Report every line in the listing below where the string "Заморенова" shows up.

RECORD EXTRACTS »
━━━━━━━━━━━━━━━━
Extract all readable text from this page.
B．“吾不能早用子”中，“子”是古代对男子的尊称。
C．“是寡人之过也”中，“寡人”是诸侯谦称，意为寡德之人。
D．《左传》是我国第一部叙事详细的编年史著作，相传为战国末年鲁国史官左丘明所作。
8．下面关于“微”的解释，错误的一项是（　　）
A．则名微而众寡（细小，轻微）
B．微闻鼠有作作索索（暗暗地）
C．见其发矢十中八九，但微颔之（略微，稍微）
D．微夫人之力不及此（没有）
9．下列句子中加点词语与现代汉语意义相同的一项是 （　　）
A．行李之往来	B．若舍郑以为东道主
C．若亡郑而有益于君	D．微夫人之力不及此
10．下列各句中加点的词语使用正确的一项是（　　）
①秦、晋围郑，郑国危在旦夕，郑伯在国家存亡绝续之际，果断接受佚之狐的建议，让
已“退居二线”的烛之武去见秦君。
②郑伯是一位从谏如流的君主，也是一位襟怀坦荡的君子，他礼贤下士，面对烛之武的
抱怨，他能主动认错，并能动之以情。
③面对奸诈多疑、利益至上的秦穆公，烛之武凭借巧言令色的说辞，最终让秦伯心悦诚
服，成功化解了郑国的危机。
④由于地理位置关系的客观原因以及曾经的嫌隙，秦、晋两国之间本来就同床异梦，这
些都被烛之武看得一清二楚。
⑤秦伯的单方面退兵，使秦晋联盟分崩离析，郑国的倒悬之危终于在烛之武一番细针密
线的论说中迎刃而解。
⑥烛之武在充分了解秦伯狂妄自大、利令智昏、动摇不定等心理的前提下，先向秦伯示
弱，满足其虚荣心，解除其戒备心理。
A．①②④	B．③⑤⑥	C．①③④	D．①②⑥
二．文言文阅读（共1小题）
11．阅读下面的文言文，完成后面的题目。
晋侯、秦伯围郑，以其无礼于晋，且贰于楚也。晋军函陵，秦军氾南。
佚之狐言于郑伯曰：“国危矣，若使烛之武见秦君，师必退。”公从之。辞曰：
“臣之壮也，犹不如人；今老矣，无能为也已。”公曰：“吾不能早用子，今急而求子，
━━━━━━━━━━━━━━━━
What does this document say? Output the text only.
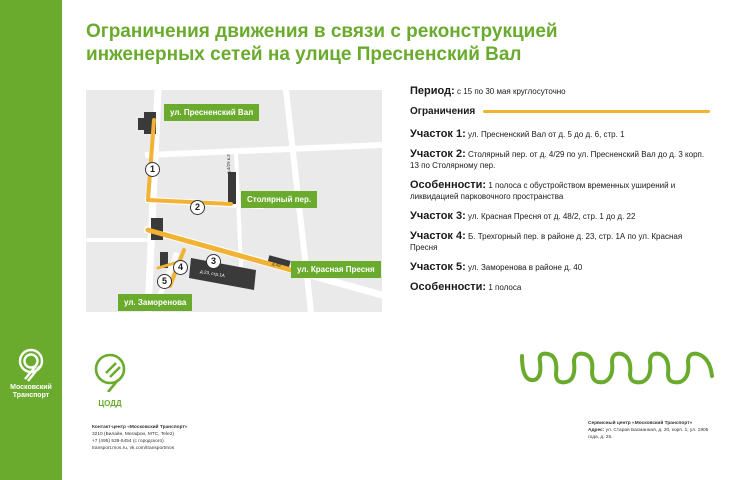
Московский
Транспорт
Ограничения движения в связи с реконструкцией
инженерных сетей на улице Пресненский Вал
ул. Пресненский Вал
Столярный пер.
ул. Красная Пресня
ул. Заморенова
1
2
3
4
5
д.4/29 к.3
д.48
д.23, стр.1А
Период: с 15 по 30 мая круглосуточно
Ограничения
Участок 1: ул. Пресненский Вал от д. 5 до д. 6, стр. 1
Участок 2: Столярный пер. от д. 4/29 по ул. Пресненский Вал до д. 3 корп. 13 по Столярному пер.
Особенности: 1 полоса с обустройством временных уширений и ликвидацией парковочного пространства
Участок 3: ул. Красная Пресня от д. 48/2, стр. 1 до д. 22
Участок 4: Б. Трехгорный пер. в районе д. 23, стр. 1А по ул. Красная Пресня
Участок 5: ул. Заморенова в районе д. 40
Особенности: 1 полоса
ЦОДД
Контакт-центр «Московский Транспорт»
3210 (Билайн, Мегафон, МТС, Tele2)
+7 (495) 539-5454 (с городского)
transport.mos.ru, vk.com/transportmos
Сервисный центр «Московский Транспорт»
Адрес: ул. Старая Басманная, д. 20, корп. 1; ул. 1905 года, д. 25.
━━━━━━━━━━━━━━━━
ANSWER BELOW »
ул. Заморенова
Участок 5: ул. Заморенова в районе д. 40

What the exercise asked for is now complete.